━━━ DATASET EXTRACT
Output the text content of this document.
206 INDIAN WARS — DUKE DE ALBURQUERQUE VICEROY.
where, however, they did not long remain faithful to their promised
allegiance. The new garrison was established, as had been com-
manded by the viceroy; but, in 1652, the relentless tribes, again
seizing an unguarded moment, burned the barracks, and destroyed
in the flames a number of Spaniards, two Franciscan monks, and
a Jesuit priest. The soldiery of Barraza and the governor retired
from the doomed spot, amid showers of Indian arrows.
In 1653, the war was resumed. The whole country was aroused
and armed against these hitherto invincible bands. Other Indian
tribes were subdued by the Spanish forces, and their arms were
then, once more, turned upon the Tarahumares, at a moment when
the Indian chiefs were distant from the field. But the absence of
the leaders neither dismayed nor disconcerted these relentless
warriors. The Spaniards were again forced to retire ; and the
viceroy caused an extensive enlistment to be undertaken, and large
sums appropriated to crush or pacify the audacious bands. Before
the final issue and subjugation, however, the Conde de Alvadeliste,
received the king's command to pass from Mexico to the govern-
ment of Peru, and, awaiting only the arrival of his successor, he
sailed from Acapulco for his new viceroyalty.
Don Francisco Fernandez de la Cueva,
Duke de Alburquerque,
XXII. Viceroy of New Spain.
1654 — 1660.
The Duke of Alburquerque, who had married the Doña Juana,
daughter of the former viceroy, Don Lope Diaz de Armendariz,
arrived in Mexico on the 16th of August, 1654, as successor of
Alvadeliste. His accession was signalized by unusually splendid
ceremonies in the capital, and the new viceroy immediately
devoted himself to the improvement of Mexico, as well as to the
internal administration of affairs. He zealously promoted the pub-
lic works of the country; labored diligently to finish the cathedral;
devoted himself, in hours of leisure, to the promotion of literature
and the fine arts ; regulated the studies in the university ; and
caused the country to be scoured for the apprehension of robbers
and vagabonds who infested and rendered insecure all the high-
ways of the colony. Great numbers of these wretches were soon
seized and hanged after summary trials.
━━━━━━
━━━ DATASET EXTRACT
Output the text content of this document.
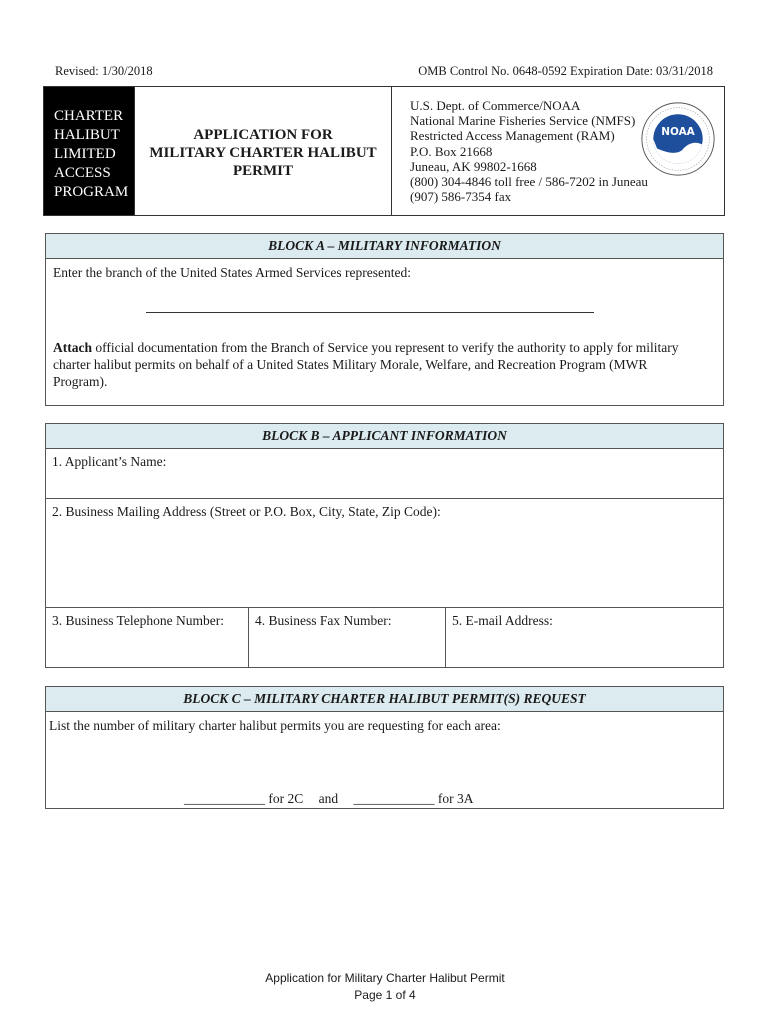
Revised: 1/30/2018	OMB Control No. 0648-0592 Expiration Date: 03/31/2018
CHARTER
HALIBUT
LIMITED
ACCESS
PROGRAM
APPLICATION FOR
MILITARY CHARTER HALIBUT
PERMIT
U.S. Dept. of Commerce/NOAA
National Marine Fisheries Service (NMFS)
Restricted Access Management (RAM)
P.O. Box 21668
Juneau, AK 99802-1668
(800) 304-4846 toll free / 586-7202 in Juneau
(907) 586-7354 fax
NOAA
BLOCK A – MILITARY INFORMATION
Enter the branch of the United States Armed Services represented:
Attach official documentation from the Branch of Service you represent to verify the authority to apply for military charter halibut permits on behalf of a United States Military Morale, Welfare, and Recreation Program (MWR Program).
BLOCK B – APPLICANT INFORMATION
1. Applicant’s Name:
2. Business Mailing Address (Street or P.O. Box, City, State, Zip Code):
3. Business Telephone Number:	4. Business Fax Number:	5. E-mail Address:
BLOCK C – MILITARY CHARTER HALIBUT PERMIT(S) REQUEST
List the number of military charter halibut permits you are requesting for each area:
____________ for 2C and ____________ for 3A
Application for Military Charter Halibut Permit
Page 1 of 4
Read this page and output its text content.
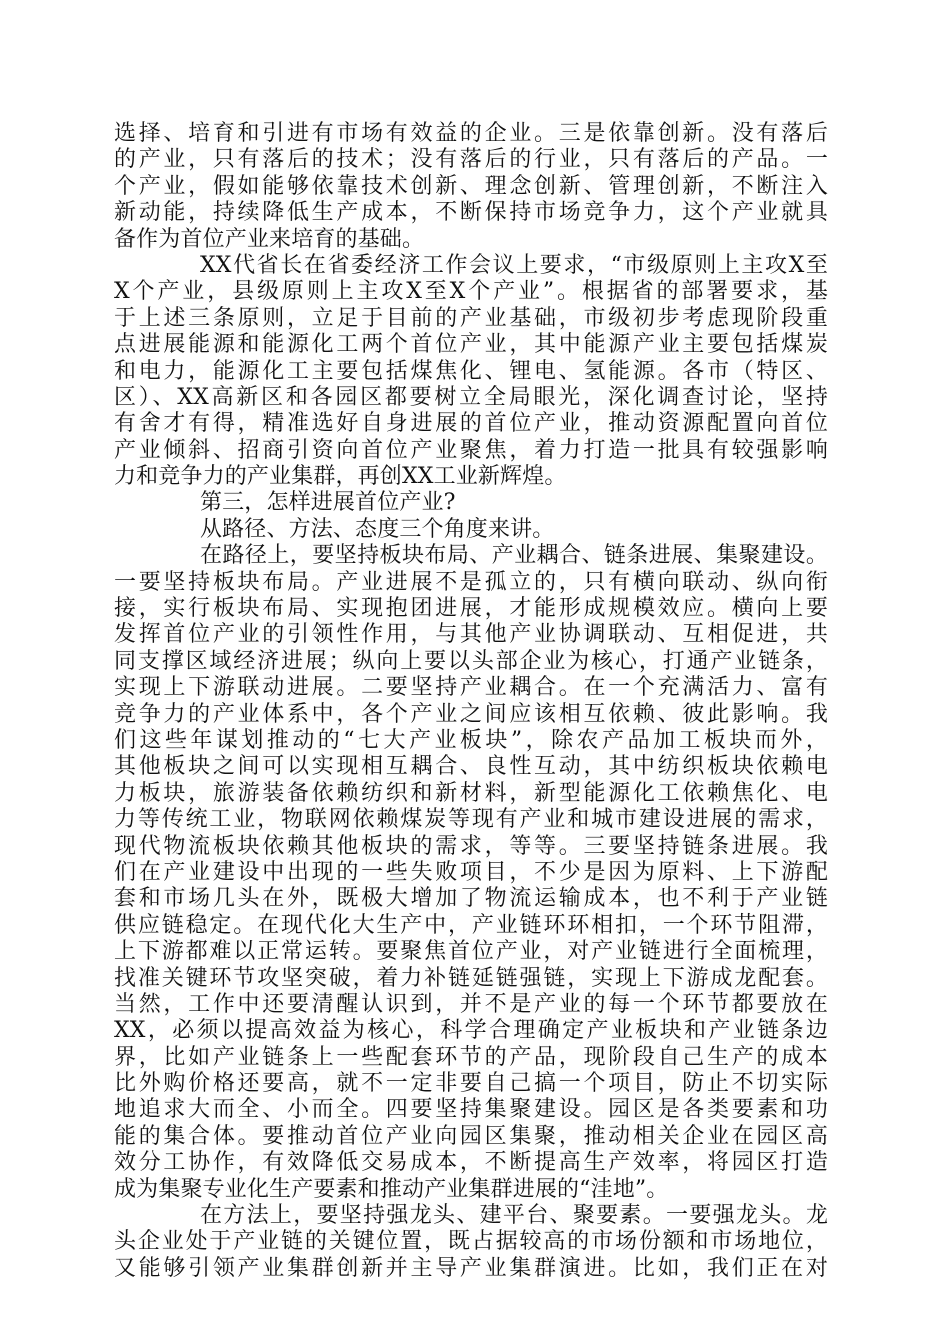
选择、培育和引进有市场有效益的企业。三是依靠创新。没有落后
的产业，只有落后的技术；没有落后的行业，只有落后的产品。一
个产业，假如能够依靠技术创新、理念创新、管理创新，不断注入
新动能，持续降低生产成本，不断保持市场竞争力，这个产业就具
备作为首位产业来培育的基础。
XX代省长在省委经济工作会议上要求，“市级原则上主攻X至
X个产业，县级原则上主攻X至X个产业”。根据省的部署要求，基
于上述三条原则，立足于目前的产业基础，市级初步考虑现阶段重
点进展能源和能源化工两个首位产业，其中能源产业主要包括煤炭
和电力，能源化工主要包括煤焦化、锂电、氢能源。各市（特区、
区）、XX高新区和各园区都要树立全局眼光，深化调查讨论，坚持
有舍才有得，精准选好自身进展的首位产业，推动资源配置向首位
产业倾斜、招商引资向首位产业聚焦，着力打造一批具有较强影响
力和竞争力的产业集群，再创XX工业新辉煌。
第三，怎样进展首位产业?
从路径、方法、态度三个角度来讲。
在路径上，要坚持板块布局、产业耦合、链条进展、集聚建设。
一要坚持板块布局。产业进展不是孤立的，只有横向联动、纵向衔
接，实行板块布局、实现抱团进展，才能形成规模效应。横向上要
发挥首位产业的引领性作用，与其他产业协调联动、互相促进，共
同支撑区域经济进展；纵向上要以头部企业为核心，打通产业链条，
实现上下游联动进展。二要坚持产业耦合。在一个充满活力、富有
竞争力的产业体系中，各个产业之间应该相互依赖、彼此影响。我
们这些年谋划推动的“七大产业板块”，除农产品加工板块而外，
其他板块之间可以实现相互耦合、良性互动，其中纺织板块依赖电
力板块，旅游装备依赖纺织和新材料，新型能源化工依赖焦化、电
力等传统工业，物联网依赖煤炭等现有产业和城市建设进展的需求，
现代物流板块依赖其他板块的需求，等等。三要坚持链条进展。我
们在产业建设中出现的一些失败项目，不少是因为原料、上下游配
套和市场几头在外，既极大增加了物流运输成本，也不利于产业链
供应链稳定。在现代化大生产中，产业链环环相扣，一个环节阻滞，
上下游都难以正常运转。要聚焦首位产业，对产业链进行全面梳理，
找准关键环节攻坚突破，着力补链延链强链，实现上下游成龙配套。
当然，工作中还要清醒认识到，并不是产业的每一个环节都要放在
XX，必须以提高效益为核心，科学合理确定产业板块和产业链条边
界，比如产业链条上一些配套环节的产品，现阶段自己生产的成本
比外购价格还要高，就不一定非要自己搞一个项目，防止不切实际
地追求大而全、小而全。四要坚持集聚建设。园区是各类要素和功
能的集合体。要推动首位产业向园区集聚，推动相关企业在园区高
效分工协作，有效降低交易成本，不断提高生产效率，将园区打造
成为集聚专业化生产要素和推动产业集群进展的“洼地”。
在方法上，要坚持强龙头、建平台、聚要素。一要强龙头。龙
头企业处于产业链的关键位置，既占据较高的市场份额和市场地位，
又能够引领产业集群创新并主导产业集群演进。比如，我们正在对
━━━━━━
Pick out the lines above that hold the string "tribes" and show them.

#### [RESPONSE]
manded by the viceroy; but, in 1652, the relentless tribes, again
tribes were subdued by the Spanish forces, and their arms were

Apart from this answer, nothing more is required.